--- Start MATERIAL ---
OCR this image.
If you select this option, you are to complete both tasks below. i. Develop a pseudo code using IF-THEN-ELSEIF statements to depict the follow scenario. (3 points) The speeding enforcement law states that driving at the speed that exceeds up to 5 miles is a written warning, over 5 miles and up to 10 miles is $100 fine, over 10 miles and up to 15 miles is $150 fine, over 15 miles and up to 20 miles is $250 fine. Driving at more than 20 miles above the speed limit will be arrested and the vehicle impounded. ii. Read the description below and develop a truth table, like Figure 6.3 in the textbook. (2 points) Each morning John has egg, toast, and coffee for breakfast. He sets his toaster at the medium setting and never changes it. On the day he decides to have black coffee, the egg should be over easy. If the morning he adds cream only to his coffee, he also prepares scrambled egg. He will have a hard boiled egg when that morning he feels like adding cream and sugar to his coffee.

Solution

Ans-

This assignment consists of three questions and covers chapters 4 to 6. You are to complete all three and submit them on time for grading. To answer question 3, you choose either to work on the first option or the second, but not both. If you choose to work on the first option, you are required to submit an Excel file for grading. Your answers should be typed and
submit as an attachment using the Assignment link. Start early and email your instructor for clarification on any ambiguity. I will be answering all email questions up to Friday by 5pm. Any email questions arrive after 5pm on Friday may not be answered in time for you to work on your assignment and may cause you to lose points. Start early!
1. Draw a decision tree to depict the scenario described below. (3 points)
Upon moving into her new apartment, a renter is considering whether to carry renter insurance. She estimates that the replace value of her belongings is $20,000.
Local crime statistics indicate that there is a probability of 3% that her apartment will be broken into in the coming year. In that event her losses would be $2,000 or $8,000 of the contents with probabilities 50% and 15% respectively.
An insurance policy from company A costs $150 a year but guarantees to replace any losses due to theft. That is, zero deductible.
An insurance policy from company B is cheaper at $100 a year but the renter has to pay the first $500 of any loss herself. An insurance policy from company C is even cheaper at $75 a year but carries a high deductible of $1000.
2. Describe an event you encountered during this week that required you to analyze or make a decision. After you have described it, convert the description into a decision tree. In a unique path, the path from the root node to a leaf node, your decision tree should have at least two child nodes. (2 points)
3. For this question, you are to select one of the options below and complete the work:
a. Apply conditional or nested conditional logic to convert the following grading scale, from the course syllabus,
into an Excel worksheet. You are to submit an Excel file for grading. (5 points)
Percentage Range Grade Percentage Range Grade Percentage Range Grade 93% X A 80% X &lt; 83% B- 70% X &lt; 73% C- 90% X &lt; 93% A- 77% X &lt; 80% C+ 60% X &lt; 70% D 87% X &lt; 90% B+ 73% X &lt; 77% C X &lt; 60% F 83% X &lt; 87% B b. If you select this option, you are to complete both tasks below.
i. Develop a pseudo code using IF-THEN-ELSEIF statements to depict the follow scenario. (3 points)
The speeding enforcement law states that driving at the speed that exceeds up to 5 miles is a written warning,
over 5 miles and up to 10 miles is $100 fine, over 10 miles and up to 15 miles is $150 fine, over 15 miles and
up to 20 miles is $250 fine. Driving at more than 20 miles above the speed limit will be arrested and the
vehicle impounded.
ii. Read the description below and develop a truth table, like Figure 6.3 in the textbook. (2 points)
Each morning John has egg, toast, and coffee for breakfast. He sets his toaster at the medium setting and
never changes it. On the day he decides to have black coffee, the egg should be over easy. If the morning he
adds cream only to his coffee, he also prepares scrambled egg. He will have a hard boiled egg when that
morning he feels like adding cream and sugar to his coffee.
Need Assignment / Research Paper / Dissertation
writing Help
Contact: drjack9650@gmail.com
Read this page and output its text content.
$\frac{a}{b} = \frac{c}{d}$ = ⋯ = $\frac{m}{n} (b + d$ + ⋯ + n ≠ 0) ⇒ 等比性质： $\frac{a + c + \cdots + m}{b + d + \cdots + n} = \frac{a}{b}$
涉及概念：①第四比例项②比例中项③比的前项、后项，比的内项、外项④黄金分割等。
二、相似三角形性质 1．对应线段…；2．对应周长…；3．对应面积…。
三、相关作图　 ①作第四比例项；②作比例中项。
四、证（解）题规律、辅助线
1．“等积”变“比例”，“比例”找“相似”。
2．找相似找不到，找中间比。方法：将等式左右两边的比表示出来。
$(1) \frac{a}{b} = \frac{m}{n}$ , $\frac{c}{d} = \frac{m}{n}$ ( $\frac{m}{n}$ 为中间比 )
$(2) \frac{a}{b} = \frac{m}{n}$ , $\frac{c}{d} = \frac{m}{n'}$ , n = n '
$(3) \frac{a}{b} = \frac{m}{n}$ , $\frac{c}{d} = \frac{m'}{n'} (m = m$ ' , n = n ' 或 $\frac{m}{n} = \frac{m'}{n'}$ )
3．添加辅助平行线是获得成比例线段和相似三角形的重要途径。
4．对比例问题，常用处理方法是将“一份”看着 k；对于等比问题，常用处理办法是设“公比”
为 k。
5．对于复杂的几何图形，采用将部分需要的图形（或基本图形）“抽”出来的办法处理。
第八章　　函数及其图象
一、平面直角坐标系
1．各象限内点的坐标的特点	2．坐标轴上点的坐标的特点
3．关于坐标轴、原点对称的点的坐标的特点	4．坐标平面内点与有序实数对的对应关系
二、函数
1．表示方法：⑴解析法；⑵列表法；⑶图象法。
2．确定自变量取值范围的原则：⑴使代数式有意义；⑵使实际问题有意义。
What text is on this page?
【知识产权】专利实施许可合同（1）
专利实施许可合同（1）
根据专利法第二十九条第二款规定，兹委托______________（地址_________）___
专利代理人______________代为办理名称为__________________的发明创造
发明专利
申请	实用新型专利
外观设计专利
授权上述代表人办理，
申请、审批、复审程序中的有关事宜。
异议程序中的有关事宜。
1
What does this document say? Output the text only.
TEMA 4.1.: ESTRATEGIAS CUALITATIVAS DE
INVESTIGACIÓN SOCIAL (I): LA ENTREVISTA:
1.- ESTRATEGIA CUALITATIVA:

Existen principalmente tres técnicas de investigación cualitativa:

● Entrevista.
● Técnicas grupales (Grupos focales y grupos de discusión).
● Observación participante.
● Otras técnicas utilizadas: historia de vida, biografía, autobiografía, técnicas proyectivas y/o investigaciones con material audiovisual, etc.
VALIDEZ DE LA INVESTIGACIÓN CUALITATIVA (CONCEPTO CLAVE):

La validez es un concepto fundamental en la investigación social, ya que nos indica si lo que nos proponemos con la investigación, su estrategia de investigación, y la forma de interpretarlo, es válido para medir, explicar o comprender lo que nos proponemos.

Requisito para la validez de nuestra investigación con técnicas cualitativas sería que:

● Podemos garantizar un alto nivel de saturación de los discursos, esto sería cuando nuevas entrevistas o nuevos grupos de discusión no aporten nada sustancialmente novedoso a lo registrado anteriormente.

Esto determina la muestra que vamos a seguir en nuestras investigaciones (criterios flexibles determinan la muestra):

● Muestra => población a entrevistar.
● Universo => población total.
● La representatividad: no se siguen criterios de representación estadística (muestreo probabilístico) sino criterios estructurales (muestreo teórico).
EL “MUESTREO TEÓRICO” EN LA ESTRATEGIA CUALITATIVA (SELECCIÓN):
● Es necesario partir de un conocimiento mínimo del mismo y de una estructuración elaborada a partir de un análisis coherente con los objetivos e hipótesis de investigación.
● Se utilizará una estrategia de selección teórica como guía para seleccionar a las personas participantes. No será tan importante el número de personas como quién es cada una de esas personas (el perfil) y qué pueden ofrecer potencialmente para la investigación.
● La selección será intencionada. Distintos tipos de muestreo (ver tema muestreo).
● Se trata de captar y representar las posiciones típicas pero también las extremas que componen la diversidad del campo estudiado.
--- End MATERIAL ---
→ YOUR TASK: For each line of the listing that holds the word "grupos", show that line.

→ ANSWER TO THE PROBLEM:
● Técnicas grupales (Grupos focales y grupos de discusión).
● Podemos garantizar un alto nivel de saturación de los discursos, esto sería cuando nuevas entrevistas o nuevos grupos de discusión no aporten nada sustancialmente novedoso a lo registrado anteriormente.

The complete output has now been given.